# EXERCISE GOAL:
Copy out each line of the listing that has the word "文章主要写了什么事" in it.

(Part of a data file)

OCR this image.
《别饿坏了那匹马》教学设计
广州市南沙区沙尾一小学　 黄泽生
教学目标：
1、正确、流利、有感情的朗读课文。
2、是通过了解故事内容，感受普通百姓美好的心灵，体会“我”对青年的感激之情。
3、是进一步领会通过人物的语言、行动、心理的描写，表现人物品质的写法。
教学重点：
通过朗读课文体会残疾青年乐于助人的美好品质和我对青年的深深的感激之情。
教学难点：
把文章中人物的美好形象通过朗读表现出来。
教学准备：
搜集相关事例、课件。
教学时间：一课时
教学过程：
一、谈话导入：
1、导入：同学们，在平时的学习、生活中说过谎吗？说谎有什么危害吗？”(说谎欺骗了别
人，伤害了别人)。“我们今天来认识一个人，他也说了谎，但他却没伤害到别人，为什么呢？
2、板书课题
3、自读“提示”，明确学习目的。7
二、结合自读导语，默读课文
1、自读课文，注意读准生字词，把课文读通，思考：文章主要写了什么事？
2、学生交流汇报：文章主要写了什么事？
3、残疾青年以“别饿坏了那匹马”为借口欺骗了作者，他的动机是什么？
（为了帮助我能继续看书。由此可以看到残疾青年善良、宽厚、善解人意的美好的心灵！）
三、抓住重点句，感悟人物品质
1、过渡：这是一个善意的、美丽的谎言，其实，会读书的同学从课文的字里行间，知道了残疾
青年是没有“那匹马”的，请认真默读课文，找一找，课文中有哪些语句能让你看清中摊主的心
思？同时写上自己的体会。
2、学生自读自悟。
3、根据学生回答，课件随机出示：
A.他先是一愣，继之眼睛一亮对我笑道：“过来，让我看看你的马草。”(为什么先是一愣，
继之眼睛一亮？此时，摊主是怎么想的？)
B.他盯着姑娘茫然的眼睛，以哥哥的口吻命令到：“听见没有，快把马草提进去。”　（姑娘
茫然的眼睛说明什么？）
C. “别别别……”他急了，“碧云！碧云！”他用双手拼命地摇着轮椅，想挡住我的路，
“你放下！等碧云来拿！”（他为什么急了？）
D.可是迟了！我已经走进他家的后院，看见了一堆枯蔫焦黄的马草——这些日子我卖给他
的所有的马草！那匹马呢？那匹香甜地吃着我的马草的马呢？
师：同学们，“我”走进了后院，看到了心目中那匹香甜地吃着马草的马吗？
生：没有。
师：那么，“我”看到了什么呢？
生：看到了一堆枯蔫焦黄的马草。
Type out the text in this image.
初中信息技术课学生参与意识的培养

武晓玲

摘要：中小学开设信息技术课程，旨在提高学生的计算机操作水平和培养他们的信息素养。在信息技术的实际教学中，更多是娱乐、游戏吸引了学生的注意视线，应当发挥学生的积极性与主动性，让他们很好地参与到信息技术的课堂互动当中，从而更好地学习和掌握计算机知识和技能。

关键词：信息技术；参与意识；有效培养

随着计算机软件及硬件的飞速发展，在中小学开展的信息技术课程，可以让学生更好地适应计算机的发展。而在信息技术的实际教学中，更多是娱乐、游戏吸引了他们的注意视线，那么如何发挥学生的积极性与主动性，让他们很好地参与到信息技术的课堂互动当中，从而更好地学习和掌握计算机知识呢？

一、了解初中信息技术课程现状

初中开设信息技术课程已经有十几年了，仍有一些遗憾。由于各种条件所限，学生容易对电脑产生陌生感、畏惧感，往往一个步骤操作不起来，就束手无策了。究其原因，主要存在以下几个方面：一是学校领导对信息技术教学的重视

# EXERCISE SOLUTION:
1、自读课文，注意读准生字词，把课文读通，思考：文章主要写了什么事？
2、学生交流汇报：文章主要写了什么事？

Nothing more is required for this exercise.